Can you copy out, word for word, the material from the line with "What elements are" through the line with "List each element", including both of those lines but leaving out the pictures?

________

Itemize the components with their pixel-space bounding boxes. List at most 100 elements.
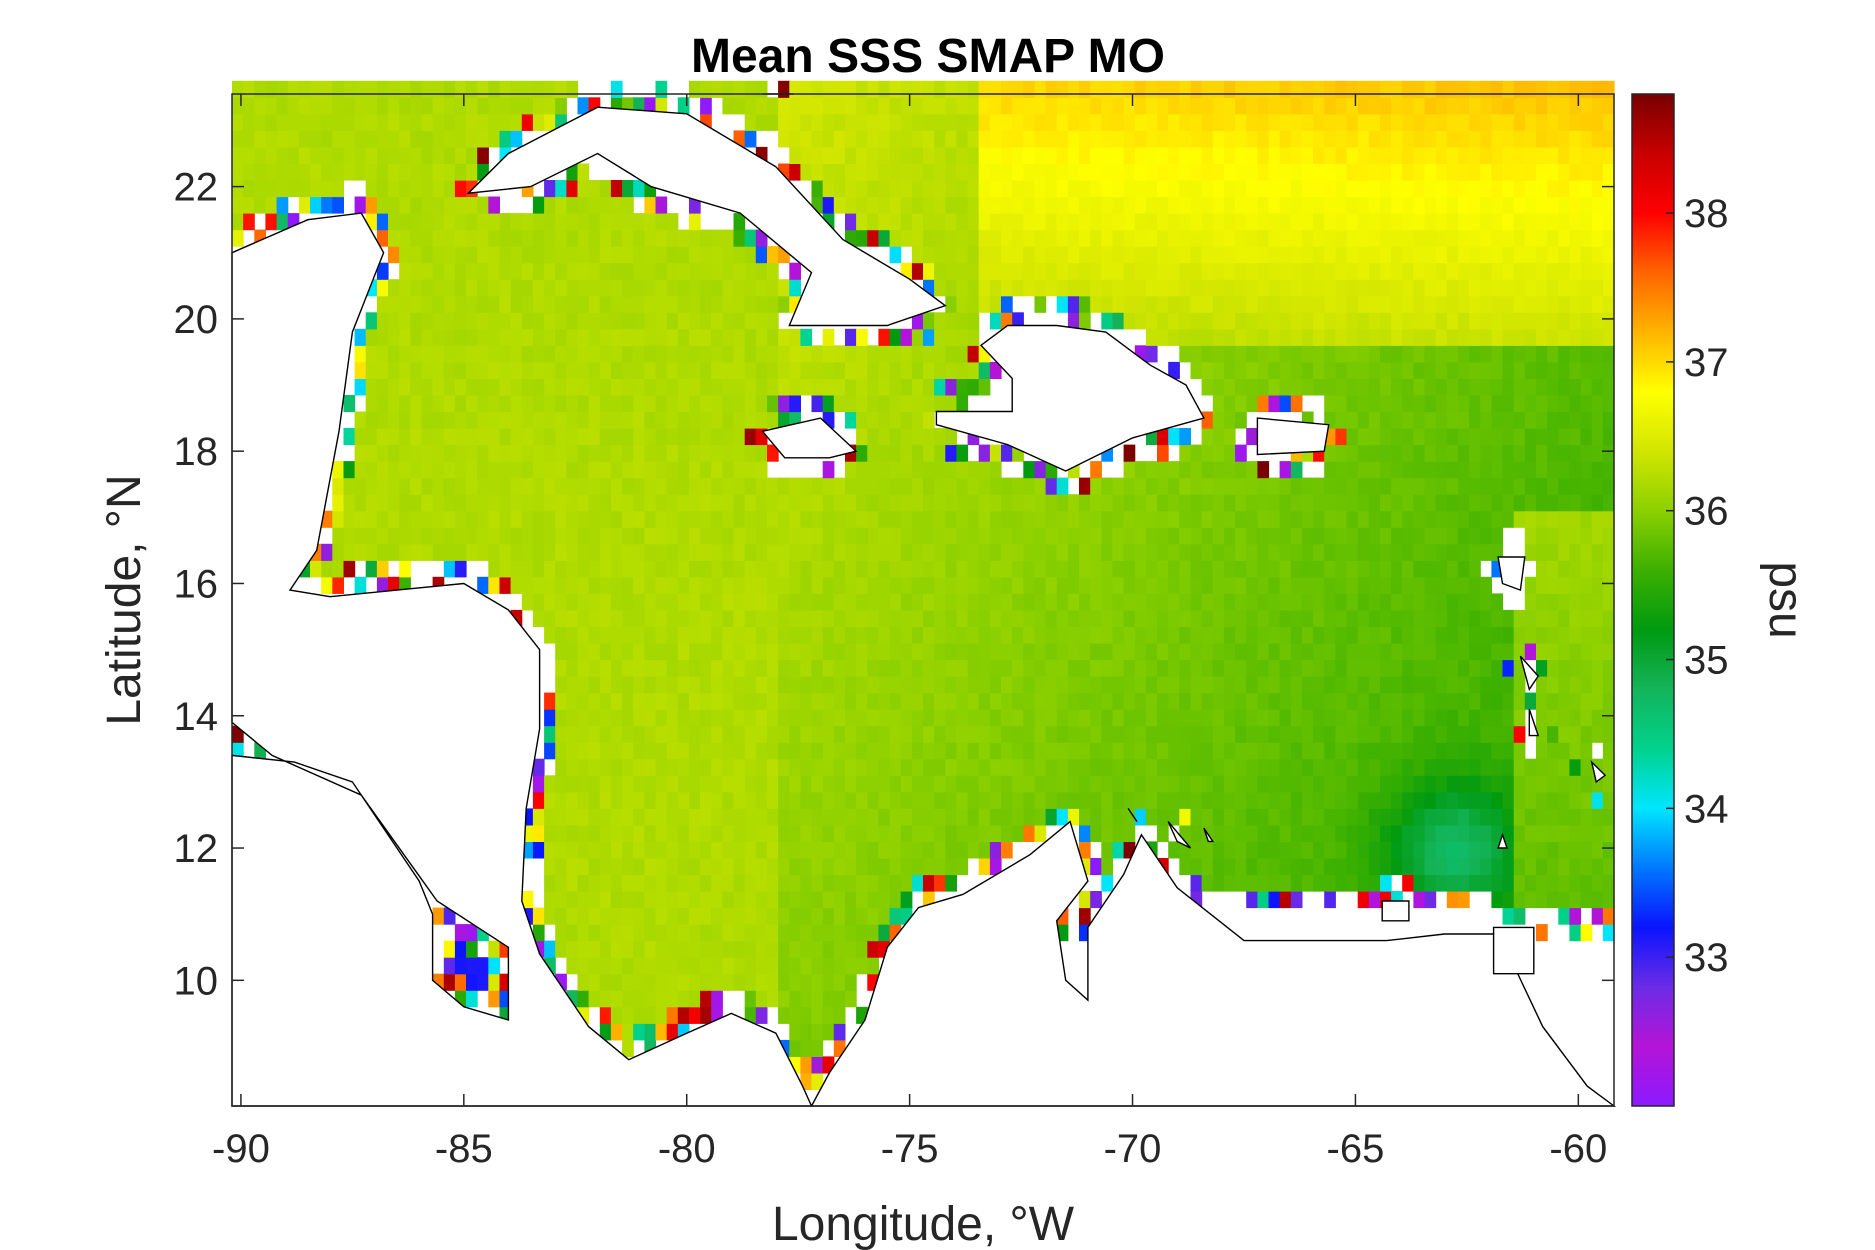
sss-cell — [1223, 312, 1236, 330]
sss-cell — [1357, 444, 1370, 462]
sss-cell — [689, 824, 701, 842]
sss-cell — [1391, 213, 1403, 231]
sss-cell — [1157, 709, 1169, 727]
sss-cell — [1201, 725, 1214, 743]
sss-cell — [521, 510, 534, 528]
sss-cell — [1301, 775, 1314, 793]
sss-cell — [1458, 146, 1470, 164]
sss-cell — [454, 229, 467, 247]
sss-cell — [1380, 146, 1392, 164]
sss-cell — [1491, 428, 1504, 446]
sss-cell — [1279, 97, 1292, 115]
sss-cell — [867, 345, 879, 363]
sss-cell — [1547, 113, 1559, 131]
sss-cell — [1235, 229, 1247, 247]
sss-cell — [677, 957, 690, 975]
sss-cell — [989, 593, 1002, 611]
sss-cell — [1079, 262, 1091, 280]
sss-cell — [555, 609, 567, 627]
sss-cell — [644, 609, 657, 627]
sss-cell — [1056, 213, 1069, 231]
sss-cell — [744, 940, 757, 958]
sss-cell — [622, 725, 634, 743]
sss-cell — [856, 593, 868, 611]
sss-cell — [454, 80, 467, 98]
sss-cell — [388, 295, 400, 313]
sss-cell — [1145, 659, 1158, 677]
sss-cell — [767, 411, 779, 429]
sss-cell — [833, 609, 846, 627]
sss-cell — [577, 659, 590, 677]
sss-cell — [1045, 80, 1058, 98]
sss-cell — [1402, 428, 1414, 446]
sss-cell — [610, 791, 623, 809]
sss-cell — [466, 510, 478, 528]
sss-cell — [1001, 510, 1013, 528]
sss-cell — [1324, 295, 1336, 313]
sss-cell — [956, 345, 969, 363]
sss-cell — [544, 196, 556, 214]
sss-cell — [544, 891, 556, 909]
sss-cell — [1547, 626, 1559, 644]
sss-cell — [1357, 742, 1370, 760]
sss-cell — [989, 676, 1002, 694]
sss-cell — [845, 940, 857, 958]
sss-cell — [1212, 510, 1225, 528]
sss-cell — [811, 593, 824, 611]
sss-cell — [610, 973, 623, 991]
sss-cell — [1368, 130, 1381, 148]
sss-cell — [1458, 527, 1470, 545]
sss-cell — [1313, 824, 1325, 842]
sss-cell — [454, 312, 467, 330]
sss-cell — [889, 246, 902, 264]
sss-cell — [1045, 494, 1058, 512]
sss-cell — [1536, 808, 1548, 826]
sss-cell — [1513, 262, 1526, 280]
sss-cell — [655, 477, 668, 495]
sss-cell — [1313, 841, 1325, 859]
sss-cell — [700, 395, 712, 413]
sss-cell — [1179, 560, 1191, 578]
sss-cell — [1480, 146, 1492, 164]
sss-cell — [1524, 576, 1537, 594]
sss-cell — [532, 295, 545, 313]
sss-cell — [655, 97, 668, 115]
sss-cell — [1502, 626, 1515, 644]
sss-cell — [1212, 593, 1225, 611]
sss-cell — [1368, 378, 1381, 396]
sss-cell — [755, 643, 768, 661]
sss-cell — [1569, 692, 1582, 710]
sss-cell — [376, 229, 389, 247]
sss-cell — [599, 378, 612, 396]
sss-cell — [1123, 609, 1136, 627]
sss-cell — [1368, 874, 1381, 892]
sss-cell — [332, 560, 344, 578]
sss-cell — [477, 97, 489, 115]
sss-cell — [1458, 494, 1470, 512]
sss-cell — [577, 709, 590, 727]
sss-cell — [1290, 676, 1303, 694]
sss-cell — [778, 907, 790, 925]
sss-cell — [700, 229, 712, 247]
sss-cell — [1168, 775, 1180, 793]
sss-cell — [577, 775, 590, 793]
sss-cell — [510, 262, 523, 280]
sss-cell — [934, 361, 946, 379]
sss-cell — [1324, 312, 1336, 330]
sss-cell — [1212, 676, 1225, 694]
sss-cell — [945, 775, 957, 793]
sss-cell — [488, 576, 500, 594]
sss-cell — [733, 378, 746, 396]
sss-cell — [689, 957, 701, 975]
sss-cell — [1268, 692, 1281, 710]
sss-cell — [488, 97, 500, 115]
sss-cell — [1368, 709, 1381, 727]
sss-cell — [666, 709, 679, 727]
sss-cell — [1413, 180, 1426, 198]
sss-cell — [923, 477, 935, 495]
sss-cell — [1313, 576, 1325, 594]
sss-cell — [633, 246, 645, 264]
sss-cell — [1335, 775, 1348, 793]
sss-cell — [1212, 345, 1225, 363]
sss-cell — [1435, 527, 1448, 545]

________

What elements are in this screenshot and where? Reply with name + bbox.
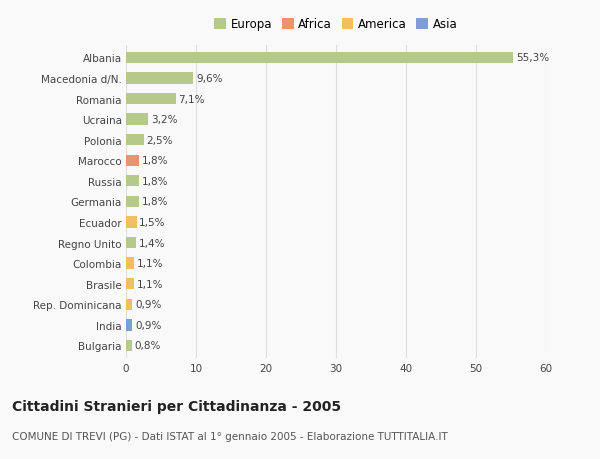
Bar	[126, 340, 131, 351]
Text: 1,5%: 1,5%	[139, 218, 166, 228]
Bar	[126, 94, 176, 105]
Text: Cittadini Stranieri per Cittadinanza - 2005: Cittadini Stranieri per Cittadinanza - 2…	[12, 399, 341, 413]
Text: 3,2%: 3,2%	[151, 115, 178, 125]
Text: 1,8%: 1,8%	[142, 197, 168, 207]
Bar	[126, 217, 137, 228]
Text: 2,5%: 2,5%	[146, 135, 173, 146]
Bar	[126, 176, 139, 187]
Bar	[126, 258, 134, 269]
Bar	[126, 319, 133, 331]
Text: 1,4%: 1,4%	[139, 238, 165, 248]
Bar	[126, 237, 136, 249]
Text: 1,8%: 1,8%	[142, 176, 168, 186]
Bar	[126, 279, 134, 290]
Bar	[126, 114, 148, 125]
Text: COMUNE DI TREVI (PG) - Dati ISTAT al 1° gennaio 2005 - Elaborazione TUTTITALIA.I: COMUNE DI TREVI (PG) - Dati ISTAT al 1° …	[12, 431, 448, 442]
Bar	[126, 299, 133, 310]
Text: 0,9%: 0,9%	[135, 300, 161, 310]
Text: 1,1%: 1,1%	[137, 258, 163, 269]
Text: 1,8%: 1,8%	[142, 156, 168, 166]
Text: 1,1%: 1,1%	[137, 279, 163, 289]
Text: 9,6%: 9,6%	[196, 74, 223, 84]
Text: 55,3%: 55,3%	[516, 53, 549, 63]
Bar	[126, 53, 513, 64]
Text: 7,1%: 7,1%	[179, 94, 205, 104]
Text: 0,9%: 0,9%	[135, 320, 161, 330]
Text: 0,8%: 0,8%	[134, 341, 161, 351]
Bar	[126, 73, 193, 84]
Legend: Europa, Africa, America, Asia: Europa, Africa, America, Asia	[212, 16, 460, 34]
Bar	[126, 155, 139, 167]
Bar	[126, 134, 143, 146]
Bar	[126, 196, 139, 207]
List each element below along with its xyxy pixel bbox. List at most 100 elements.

________

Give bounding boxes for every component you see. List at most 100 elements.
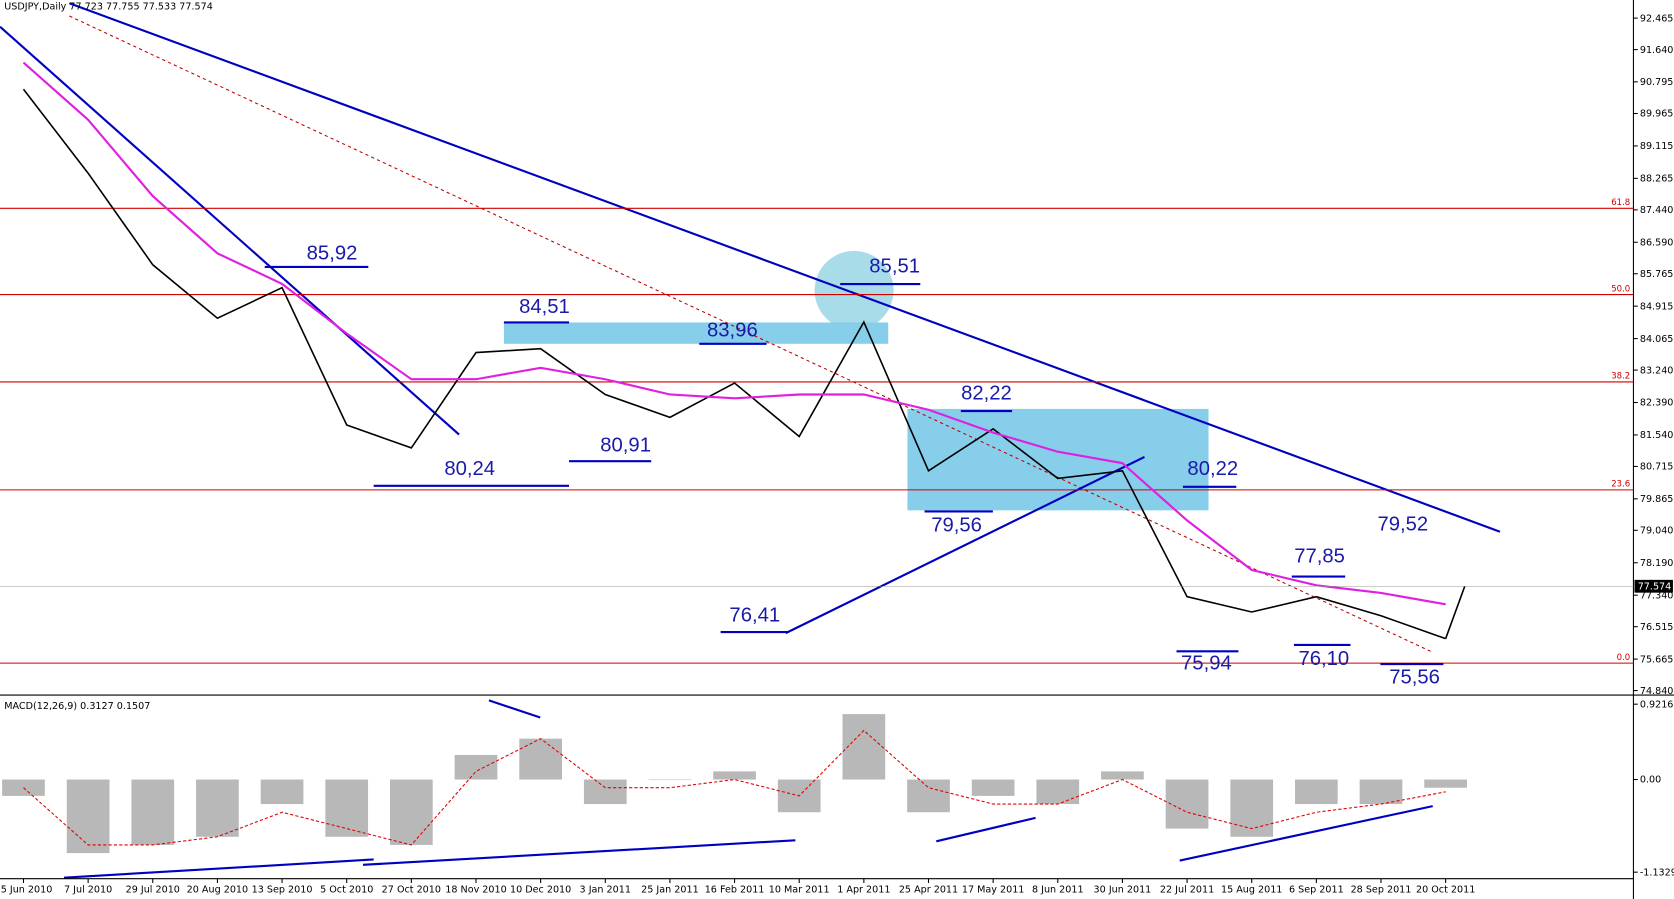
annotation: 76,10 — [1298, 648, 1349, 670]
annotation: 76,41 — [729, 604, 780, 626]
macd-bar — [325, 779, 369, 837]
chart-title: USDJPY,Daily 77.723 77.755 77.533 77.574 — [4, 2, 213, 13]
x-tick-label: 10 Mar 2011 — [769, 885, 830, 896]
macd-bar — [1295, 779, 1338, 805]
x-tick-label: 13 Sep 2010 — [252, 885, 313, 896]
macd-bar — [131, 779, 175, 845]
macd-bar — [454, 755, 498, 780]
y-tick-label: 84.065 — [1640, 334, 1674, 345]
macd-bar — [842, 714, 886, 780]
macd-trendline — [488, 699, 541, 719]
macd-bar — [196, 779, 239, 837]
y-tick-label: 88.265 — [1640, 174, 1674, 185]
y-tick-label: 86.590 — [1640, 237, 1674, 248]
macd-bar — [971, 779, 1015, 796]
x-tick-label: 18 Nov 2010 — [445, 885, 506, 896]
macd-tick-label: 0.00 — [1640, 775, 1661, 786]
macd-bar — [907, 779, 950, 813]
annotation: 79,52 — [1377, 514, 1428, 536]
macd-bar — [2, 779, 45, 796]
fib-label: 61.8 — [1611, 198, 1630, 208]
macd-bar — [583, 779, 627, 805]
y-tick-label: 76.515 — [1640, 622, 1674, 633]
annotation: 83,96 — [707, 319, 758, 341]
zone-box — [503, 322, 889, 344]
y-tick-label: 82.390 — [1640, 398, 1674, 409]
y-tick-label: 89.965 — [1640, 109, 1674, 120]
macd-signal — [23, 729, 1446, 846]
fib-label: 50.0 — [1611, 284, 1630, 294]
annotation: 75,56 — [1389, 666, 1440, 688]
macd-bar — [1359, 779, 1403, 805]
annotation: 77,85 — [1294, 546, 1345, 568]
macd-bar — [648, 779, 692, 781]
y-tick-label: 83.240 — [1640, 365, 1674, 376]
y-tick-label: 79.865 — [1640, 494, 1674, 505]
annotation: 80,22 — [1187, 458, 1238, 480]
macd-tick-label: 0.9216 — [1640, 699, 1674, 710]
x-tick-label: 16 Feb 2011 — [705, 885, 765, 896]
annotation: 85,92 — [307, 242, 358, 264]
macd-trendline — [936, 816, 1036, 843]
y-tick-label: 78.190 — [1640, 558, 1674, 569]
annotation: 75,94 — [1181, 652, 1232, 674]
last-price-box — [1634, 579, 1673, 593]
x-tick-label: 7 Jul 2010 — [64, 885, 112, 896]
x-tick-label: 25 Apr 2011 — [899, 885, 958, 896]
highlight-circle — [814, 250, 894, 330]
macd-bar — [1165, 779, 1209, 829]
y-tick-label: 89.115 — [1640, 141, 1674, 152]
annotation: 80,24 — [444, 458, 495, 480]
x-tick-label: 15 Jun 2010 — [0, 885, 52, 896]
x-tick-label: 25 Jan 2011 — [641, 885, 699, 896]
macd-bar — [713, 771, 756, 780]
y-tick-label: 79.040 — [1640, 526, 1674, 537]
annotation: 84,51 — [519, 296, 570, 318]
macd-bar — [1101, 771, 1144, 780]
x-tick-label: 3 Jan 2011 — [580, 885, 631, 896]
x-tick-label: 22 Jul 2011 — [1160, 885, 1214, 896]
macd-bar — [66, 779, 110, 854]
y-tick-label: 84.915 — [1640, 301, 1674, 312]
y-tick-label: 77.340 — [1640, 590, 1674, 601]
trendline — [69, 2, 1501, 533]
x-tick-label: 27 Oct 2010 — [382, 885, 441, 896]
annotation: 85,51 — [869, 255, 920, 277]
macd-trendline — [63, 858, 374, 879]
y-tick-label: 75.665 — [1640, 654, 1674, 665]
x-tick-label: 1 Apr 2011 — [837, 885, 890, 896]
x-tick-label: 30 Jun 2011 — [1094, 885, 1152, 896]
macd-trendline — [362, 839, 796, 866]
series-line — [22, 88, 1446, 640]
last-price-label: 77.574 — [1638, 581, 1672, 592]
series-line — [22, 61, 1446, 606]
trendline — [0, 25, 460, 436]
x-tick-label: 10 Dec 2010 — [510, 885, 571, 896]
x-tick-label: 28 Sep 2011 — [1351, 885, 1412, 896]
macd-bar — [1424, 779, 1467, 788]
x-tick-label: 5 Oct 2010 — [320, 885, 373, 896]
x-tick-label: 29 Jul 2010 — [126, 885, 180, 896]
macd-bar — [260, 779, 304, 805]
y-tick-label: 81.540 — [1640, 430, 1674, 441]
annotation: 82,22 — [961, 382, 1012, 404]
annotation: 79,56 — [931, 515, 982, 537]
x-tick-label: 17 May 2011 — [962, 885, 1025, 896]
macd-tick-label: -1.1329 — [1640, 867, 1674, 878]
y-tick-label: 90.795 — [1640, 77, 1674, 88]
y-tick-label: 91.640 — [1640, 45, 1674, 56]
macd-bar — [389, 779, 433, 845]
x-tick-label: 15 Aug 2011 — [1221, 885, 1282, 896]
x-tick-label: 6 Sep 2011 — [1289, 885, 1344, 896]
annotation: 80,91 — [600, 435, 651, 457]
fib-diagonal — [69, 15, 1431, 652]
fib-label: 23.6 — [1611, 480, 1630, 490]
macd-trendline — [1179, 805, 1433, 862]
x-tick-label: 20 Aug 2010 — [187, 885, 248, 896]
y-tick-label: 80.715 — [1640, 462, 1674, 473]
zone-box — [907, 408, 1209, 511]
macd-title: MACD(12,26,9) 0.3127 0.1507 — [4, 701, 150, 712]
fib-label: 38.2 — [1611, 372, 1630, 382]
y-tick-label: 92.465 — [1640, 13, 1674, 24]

________

## THE RESPONSE
What elements are in this screenshot and where? Reply with name + bbox.
Bar	[126, 340, 131, 351]
Text: 1,5%: 1,5%	[139, 218, 166, 228]
Bar	[126, 94, 176, 105]
Text: Cittadini Stranieri per Cittadinanza - 2005: Cittadini Stranieri per Cittadinanza - 2…	[12, 399, 341, 413]
Text: 3,2%: 3,2%	[151, 115, 178, 125]
Text: 1,8%: 1,8%	[142, 197, 168, 207]
Bar	[126, 217, 137, 228]
Text: 2,5%: 2,5%	[146, 135, 173, 146]
Bar	[126, 176, 139, 187]
Bar	[126, 258, 134, 269]
Bar	[126, 319, 133, 331]
Text: 1,4%: 1,4%	[139, 238, 165, 248]
Bar	[126, 237, 136, 249]
Text: 1,8%: 1,8%	[142, 176, 168, 186]
Bar	[126, 279, 134, 290]
Bar	[126, 114, 148, 125]
Text: COMUNE DI TREVI (PG) - Dati ISTAT al 1° gennaio 2005 - Elaborazione TUTTITALIA.I: COMUNE DI TREVI (PG) - Dati ISTAT al 1° …	[12, 431, 448, 442]
Bar	[126, 299, 133, 310]
Text: 0,9%: 0,9%	[135, 300, 161, 310]
Text: 1,1%: 1,1%	[137, 258, 163, 269]
Text: 1,8%: 1,8%	[142, 156, 168, 166]
Text: 1,1%: 1,1%	[137, 279, 163, 289]
Text: 9,6%: 9,6%	[196, 74, 223, 84]
Text: 55,3%: 55,3%	[516, 53, 549, 63]
Bar	[126, 53, 513, 64]
Text: 7,1%: 7,1%	[179, 94, 205, 104]
Text: 0,9%: 0,9%	[135, 320, 161, 330]
Text: 0,8%: 0,8%	[134, 341, 161, 351]
Bar	[126, 73, 193, 84]
Legend: Europa, Africa, America, Asia: Europa, Africa, America, Asia	[212, 16, 460, 34]
Bar	[126, 155, 139, 167]
Bar	[126, 134, 143, 146]
Bar	[126, 196, 139, 207]
List each element below along with its xyxy pixel bbox. List at most 100 elements.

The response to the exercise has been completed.